Stored data
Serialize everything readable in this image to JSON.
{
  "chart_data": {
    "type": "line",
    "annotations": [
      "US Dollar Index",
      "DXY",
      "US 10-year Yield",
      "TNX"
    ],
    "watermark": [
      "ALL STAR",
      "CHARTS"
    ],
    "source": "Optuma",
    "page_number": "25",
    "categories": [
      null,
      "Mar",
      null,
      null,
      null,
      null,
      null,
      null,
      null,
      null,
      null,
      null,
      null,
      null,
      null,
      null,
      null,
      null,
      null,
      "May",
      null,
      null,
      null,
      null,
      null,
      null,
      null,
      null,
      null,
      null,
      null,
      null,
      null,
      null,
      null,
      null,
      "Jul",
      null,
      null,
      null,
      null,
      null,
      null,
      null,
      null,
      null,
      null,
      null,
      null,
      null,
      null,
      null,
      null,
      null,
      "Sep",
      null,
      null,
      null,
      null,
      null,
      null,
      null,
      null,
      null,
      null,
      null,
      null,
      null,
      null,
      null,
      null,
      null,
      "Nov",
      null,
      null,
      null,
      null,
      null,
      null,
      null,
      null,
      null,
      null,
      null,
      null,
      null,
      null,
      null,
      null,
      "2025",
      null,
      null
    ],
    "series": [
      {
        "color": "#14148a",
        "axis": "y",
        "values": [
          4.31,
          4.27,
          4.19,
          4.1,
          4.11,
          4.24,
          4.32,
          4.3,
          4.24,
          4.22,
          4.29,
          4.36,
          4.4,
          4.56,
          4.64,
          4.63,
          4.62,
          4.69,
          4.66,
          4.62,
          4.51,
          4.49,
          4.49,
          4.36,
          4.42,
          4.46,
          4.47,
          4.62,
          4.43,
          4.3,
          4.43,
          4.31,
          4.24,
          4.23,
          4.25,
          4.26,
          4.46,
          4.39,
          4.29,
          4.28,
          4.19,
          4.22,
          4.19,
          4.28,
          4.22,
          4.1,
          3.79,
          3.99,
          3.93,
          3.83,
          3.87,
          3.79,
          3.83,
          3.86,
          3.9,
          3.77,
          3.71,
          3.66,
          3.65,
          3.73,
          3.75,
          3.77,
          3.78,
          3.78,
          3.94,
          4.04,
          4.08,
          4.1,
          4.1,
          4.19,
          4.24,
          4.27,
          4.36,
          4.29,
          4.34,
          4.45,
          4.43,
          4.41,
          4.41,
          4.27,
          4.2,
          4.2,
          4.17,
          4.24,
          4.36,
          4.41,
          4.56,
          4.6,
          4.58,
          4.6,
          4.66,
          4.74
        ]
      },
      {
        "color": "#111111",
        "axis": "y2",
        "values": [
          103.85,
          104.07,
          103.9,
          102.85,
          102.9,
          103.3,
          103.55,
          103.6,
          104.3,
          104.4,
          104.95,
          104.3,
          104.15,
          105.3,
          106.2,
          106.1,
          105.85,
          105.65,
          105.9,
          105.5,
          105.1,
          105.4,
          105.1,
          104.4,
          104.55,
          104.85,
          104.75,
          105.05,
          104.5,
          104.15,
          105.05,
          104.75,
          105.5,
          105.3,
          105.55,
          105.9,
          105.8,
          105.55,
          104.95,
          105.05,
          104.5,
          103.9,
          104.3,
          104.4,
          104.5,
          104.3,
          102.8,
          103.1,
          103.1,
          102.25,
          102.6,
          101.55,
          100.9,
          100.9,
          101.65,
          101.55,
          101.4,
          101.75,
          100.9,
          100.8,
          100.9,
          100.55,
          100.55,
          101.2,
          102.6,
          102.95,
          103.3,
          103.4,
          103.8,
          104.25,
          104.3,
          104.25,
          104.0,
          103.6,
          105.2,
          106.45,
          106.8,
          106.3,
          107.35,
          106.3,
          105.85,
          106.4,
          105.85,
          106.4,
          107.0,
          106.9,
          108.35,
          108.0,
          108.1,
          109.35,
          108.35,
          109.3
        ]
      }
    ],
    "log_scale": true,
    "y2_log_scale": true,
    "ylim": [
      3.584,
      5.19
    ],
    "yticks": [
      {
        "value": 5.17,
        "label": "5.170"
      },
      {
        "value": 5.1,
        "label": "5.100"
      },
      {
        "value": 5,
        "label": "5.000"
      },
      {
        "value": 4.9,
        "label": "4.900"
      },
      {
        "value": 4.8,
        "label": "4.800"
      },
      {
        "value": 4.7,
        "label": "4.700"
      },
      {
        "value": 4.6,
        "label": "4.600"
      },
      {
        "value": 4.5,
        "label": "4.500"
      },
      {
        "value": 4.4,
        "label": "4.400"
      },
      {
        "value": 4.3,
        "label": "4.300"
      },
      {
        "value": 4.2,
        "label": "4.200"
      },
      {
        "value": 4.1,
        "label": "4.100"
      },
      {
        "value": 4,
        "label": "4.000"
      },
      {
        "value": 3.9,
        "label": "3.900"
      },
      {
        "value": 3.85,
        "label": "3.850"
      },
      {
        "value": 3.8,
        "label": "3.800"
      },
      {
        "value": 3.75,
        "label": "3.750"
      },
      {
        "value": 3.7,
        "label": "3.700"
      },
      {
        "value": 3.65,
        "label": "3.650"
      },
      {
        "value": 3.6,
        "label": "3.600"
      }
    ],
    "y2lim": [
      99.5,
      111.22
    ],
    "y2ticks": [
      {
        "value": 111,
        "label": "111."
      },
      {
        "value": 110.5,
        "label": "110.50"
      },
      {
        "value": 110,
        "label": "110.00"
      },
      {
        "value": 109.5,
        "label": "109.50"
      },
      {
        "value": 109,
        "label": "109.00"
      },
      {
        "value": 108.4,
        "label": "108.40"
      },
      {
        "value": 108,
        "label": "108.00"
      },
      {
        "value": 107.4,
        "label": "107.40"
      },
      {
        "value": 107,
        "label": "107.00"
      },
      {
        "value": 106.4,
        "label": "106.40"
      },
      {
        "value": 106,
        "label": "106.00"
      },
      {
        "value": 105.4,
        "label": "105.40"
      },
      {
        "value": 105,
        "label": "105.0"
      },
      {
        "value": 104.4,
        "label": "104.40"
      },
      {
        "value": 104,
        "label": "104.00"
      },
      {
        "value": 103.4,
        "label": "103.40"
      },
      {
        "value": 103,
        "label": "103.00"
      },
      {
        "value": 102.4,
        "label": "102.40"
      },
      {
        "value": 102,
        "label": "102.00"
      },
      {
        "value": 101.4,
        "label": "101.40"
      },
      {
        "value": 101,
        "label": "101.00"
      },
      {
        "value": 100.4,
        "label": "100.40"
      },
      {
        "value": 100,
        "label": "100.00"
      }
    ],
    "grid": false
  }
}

• Task details
Give back the data above exactly as it appears.

• Solution to this exercise
Serialize everything readable in this image to JSON.
{
  "chart_data": {
    "type": "line",
    "annotations": [
      "US Dollar Index",
      "DXY",
      "US 10-year Yield",
      "TNX"
    ],
    "watermark": [
      "ALL STAR",
      "CHARTS"
    ],
    "source": "Optuma",
    "page_number": "25",
    "categories": [
      null,
      "Mar",
      null,
      null,
      null,
      null,
      null,
      null,
      null,
      null,
      null,
      null,
      null,
      null,
      null,
      null,
      null,
      null,
      null,
      "May",
      null,
      null,
      null,
      null,
      null,
      null,
      null,
      null,
      null,
      null,
      null,
      null,
      null,
      null,
      null,
      null,
      "Jul",
      null,
      null,
      null,
      null,
      null,
      null,
      null,
      null,
      null,
      null,
      null,
      null,
      null,
      null,
      null,
      null,
      null,
      "Sep",
      null,
      null,
      null,
      null,
      null,
      null,
      null,
      null,
      null,
      null,
      null,
      null,
      null,
      null,
      null,
      null,
      null,
      "Nov",
      null,
      null,
      null,
      null,
      null,
      null,
      null,
      null,
      null,
      null,
      null,
      null,
      null,
      null,
      null,
      null,
      "2025",
      null,
      null
    ],
    "series": [
      {
        "color": "#14148a",
        "axis": "y",
        "values": [
          4.31,
          4.27,
          4.19,
          4.1,
          4.11,
          4.24,
          4.32,
          4.3,
          4.24,
          4.22,
          4.29,
          4.36,
          4.4,
          4.56,
          4.64,
          4.63,
          4.62,
          4.69,
          4.66,
          4.62,
          4.51,
          4.49,
          4.49,
          4.36,
          4.42,
          4.46,
          4.47,
          4.62,
          4.43,
          4.3,
          4.43,
          4.31,
          4.24,
          4.23,
          4.25,
          4.26,
          4.46,
          4.39,
          4.29,
          4.28,
          4.19,
          4.22,
          4.19,
          4.28,
          4.22,
          4.1,
          3.79,
          3.99,
          3.93,
          3.83,
          3.87,
          3.79,
          3.83,
          3.86,
          3.9,
          3.77,
          3.71,
          3.66,
          3.65,
          3.73,
          3.75,
          3.77,
          3.78,
          3.78,
          3.94,
          4.04,
          4.08,
          4.1,
          4.1,
          4.19,
          4.24,
          4.27,
          4.36,
          4.29,
          4.34,
          4.45,
          4.43,
          4.41,
          4.41,
          4.27,
          4.2,
          4.2,
          4.17,
          4.24,
          4.36,
          4.41,
          4.56,
          4.6,
          4.58,
          4.6,
          4.66,
          4.74
        ]
      },
      {
        "color": "#111111",
        "axis": "y2",
        "values": [
          103.85,
          104.07,
          103.9,
          102.85,
          102.9,
          103.3,
          103.55,
          103.6,
          104.3,
          104.4,
          104.95,
          104.3,
          104.15,
          105.3,
          106.2,
          106.1,
          105.85,
          105.65,
          105.9,
          105.5,
          105.1,
          105.4,
          105.1,
          104.4,
          104.55,
          104.85,
          104.75,
          105.05,
          104.5,
          104.15,
          105.05,
          104.75,
          105.5,
          105.3,
          105.55,
          105.9,
          105.8,
          105.55,
          104.95,
          105.05,
          104.5,
          103.9,
          104.3,
          104.4,
          104.5,
          104.3,
          102.8,
          103.1,
          103.1,
          102.25,
          102.6,
          101.55,
          100.9,
          100.9,
          101.65,
          101.55,
          101.4,
          101.75,
          100.9,
          100.8,
          100.9,
          100.55,
          100.55,
          101.2,
          102.6,
          102.95,
          103.3,
          103.4,
          103.8,
          104.25,
          104.3,
          104.25,
          104.0,
          103.6,
          105.2,
          106.45,
          106.8,
          106.3,
          107.35,
          106.3,
          105.85,
          106.4,
          105.85,
          106.4,
          107.0,
          106.9,
          108.35,
          108.0,
          108.1,
          109.35,
          108.35,
          109.3
        ]
      }
    ],
    "log_scale": true,
    "y2_log_scale": true,
    "ylim": [
      3.584,
      5.19
    ],
    "yticks": [
      {
        "value": 5.17,
        "label": "5.170"
      },
      {
        "value": 5.1,
        "label": "5.100"
      },
      {
        "value": 5,
        "label": "5.000"
      },
      {
        "value": 4.9,
        "label": "4.900"
      },
      {
        "value": 4.8,
        "label": "4.800"
      },
      {
        "value": 4.7,
        "label": "4.700"
      },
      {
        "value": 4.6,
        "label": "4.600"
      },
      {
        "value": 4.5,
        "label": "4.500"
      },
      {
        "value": 4.4,
        "label": "4.400"
      },
      {
        "value": 4.3,
        "label": "4.300"
      },
      {
        "value": 4.2,
        "label": "4.200"
      },
      {
        "value": 4.1,
        "label": "4.100"
      },
      {
        "value": 4,
        "label": "4.000"
      },
      {
        "value": 3.9,
        "label": "3.900"
      },
      {
        "value": 3.85,
        "label": "3.850"
      },
      {
        "value": 3.8,
        "label": "3.800"
      },
      {
        "value": 3.75,
        "label": "3.750"
      },
      {
        "value": 3.7,
        "label": "3.700"
      },
      {
        "value": 3.65,
        "label": "3.650"
      },
      {
        "value": 3.6,
        "label": "3.600"
      }
    ],
    "y2lim": [
      99.5,
      111.22
    ],
    "y2ticks": [
      {
        "value": 111,
        "label": "111."
      },
      {
        "value": 110.5,
        "label": "110.50"
      },
      {
        "value": 110,
        "label": "110.00"
      },
      {
        "value": 109.5,
        "label": "109.50"
      },
      {
        "value": 109,
        "label": "109.00"
      },
      {
        "value": 108.4,
        "label": "108.40"
      },
      {
        "value": 108,
        "label": "108.00"
      },
      {
        "value": 107.4,
        "label": "107.40"
      },
      {
        "value": 107,
        "label": "107.00"
      },
      {
        "value": 106.4,
        "label": "106.40"
      },
      {
        "value": 106,
        "label": "106.00"
      },
      {
        "value": 105.4,
        "label": "105.40"
      },
      {
        "value": 105,
        "label": "105.0"
      },
      {
        "value": 104.4,
        "label": "104.40"
      },
      {
        "value": 104,
        "label": "104.00"
      },
      {
        "value": 103.4,
        "label": "103.40"
      },
      {
        "value": 103,
        "label": "103.00"
      },
      {
        "value": 102.4,
        "label": "102.40"
      },
      {
        "value": 102,
        "label": "102.00"
      },
      {
        "value": 101.4,
        "label": "101.40"
      },
      {
        "value": 101,
        "label": "101.00"
      },
      {
        "value": 100.4,
        "label": "100.40"
      },
      {
        "value": 100,
        "label": "100.00"
      }
    ],
    "grid": false
  }
}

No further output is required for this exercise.